**Job**
Exactly as written, please set down all of the entries again, with no pictures.

**Rows**
+ + +
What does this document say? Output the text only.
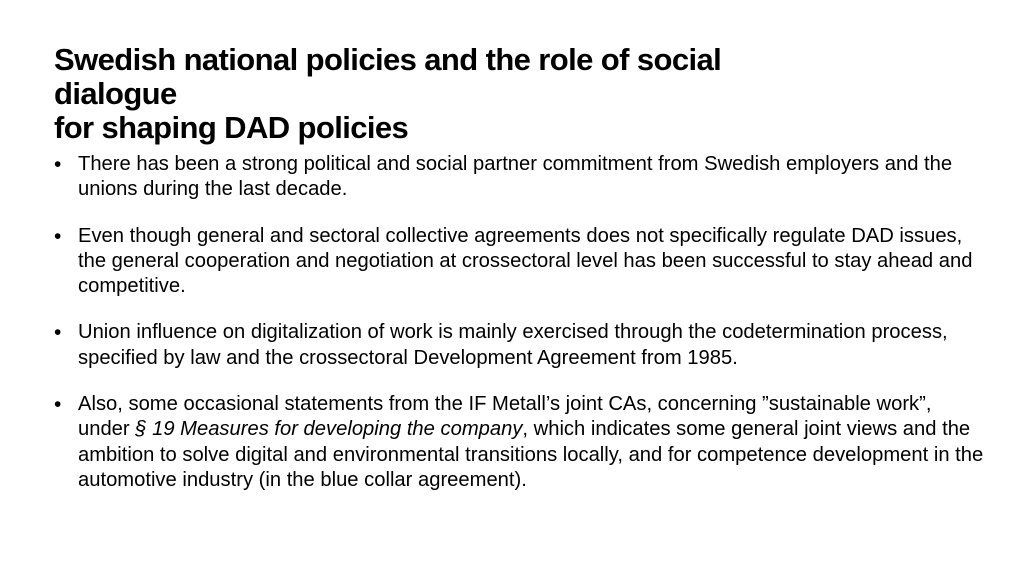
Swedish national policies and the role of social
dialogue
for shaping DAD policies
• There has been a strong political and social partner commitment from Swedish employers and the unions during the last decade.
• Even though general and sectoral collective agreements does not specifically regulate DAD issues, the general cooperation and negotiation at crossectoral level has been successful to stay ahead and competitive.
• Union influence on digitalization of work is mainly exercised through the codetermination process, specified by law and the crossectoral Development Agreement from 1985.
• Also, some occasional statements from the IF Metall’s joint CAs, concerning ”sustainable work”, under § 19 Measures for developing the company, which indicates some general joint views and the ambition to solve digital and environmental transitions locally, and for competence development in the automotive industry (in the blue collar agreement).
+ + +
**Answer to this task**
What does this document say? Output the text only.
Swedish national policies and the role of social
dialogue
for shaping DAD policies
• There has been a strong political and social partner commitment from Swedish employers and the unions during the last decade.
• Even though general and sectoral collective agreements does not specifically regulate DAD issues, the general cooperation and negotiation at crossectoral level has been successful to stay ahead and competitive.
• Union influence on digitalization of work is mainly exercised through the codetermination process, specified by law and the crossectoral Development Agreement from 1985.
• Also, some occasional statements from the IF Metall’s joint CAs, concerning ”sustainable work”, under § 19 Measures for developing the company, which indicates some general joint views and the ambition to solve digital and environmental transitions locally, and for competence development in the automotive industry (in the blue collar agreement).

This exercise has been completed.